BEGIN
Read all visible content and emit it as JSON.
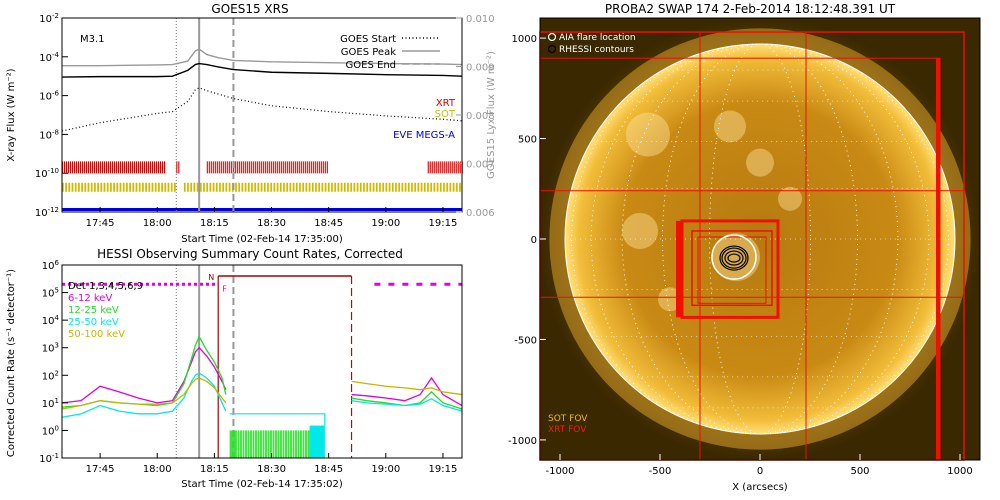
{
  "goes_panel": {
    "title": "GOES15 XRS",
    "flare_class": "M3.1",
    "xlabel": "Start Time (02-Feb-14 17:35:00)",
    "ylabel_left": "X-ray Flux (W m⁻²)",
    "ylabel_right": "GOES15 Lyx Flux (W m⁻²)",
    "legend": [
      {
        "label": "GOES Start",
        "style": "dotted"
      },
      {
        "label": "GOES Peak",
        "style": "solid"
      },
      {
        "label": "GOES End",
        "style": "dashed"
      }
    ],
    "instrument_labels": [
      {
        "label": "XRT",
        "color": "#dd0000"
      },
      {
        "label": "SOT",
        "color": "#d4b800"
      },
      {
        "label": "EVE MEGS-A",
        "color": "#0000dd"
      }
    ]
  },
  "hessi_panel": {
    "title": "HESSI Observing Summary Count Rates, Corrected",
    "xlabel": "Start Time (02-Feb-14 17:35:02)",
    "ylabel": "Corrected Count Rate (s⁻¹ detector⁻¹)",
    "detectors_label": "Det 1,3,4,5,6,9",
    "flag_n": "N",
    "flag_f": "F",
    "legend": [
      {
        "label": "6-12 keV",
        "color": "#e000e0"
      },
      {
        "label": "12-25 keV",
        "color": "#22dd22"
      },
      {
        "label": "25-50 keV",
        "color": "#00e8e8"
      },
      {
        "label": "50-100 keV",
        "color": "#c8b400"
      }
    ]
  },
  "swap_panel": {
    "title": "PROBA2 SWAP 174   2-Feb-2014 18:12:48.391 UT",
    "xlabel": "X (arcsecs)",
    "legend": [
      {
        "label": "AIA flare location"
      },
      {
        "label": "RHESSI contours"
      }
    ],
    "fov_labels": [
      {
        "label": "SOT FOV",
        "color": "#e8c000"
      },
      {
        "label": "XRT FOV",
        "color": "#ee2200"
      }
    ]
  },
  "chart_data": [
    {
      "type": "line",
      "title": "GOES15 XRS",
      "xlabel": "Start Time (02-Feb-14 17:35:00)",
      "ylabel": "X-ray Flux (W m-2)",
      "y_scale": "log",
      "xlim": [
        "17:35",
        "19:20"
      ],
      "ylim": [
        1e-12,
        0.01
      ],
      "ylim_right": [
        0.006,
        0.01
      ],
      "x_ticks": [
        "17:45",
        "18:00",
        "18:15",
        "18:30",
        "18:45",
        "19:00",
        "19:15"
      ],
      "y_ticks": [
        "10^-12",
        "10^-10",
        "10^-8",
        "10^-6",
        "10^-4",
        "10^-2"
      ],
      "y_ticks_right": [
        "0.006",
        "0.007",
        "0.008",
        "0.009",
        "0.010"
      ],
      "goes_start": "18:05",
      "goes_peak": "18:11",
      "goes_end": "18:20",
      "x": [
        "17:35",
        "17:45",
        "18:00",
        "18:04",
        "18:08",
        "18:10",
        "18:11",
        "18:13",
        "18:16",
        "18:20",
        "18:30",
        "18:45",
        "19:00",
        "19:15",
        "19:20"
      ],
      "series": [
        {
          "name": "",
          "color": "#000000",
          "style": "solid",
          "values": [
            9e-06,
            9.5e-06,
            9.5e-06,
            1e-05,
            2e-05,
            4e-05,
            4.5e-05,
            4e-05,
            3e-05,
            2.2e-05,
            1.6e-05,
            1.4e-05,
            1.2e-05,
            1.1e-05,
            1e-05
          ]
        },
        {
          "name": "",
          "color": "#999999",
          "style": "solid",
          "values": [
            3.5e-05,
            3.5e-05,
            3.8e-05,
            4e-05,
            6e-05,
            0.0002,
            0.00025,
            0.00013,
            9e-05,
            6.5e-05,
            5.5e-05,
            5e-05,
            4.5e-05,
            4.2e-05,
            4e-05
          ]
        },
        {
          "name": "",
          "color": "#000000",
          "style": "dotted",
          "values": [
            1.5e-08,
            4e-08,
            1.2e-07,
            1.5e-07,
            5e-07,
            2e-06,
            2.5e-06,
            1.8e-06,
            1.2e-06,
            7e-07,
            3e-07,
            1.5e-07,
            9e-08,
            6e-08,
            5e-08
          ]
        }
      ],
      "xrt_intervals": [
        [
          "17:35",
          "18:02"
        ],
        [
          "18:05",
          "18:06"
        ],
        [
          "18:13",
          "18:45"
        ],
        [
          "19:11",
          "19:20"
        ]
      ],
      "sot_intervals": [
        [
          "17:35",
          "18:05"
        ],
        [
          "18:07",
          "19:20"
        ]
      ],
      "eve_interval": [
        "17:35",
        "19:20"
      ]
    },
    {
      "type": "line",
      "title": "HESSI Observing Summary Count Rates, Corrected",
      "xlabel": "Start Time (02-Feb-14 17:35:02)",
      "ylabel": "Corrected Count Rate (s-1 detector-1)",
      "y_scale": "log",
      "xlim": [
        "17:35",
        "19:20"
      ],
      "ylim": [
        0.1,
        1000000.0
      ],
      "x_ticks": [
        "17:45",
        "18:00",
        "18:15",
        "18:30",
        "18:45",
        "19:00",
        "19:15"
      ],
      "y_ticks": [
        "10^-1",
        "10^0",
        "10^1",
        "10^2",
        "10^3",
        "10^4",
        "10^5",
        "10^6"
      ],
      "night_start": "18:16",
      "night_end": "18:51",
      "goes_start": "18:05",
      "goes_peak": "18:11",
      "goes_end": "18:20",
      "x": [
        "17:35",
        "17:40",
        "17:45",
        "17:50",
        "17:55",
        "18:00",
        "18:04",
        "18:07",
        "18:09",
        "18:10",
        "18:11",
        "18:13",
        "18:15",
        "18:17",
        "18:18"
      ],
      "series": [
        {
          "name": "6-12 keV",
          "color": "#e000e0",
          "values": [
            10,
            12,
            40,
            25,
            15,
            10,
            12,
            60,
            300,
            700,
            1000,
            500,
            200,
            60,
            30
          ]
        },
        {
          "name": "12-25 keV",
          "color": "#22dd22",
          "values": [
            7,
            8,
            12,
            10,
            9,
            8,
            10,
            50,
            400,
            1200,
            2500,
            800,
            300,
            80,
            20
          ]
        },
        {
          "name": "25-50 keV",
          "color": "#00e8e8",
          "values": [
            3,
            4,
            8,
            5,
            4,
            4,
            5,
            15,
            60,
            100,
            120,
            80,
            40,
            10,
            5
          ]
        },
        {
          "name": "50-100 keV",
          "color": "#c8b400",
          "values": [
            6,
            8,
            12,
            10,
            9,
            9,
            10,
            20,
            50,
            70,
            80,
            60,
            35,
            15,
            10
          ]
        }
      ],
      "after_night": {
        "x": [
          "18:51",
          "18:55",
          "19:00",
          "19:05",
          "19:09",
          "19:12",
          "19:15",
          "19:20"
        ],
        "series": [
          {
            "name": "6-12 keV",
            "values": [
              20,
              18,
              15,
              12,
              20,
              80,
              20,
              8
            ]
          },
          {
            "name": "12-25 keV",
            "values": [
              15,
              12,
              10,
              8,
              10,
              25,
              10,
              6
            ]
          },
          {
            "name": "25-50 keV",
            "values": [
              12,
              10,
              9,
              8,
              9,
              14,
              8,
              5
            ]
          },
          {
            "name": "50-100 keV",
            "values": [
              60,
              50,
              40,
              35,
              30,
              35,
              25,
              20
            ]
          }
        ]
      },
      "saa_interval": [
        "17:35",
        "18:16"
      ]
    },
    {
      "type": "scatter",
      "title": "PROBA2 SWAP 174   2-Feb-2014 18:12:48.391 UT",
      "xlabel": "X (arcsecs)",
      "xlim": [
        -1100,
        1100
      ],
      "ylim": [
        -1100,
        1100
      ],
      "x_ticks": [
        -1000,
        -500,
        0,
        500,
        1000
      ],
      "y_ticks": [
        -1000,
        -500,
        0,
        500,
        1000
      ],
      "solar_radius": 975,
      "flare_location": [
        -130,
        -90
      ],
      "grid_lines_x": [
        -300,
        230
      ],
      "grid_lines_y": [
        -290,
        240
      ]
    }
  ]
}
END
BEGIN
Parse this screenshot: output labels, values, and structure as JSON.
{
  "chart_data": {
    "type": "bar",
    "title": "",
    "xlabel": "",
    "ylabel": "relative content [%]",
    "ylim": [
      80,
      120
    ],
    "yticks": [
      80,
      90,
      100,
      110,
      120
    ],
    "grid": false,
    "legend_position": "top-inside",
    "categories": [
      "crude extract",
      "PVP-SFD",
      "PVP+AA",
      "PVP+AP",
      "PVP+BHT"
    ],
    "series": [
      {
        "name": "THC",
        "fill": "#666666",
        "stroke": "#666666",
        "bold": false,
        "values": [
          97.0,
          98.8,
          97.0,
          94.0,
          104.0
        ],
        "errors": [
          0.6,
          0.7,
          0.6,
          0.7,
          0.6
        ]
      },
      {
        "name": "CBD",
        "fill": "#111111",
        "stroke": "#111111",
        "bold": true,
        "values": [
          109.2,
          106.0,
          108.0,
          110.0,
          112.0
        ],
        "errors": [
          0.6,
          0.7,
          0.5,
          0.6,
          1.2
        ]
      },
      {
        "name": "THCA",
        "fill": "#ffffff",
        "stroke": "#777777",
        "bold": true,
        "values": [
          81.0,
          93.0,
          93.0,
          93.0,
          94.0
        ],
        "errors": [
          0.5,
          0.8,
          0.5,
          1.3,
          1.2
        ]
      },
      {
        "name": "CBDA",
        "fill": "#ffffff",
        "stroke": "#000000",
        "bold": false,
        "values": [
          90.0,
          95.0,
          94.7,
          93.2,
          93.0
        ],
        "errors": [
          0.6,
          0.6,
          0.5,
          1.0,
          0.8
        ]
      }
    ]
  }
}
END
Task description - Reply with one number: the count of lines in the entries that include the word "Summary".

Output - 2